- WHAT IS REQUIRED -
Check each line of the material below, and copy it if it holds the string "tagging".

- AVAILABLE RECORDS -
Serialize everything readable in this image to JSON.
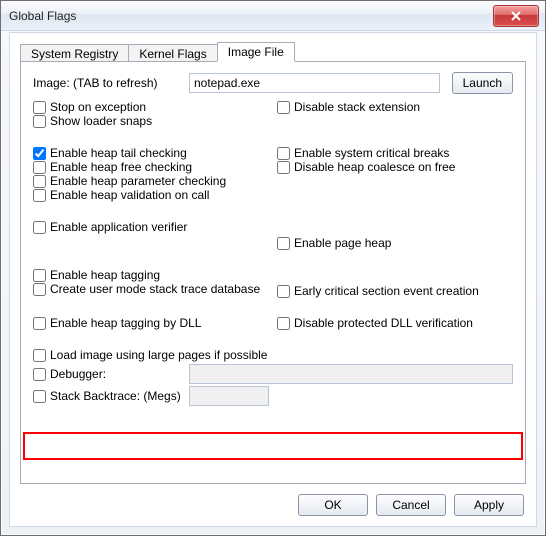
{
  "window": {
    "title": "Global Flags"
  },
  "tabs": {
    "system_registry": "System Registry",
    "kernel_flags": "Kernel Flags",
    "image_file": "Image File"
  },
  "image_row": {
    "label": "Image: (TAB to refresh)",
    "value": "notepad.exe",
    "launch": "Launch"
  },
  "checks": {
    "stop_on_exception": "Stop on exception",
    "show_loader_snaps": "Show loader snaps",
    "disable_stack_extension": "Disable stack extension",
    "enable_heap_tail": "Enable heap tail checking",
    "enable_heap_free": "Enable heap free checking",
    "enable_heap_param": "Enable heap parameter checking",
    "enable_heap_valid_call": "Enable heap validation on call",
    "enable_sys_crit_breaks": "Enable system critical breaks",
    "disable_heap_coalesce": "Disable heap coalesce on free",
    "enable_app_verifier": "Enable application verifier",
    "enable_page_heap": "Enable page heap",
    "enable_heap_tagging": "Enable heap tagging",
    "create_umst_db": "Create user mode stack trace database",
    "early_crit_section": "Early critical section event creation",
    "enable_heap_tag_dll": "Enable heap tagging by DLL",
    "disable_protected_dll": "Disable protected DLL verification",
    "load_large_pages": "Load image using large pages if possible",
    "debugger": "Debugger:",
    "stack_backtrace": "Stack Backtrace: (Megs)"
  },
  "buttons": {
    "ok": "OK",
    "cancel": "Cancel",
    "apply": "Apply"
  }
}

- EXERCISE RESULT -
    "enable_heap_tagging": "Enable heap tagging",
    "enable_heap_tag_dll": "Enable heap tagging by DLL",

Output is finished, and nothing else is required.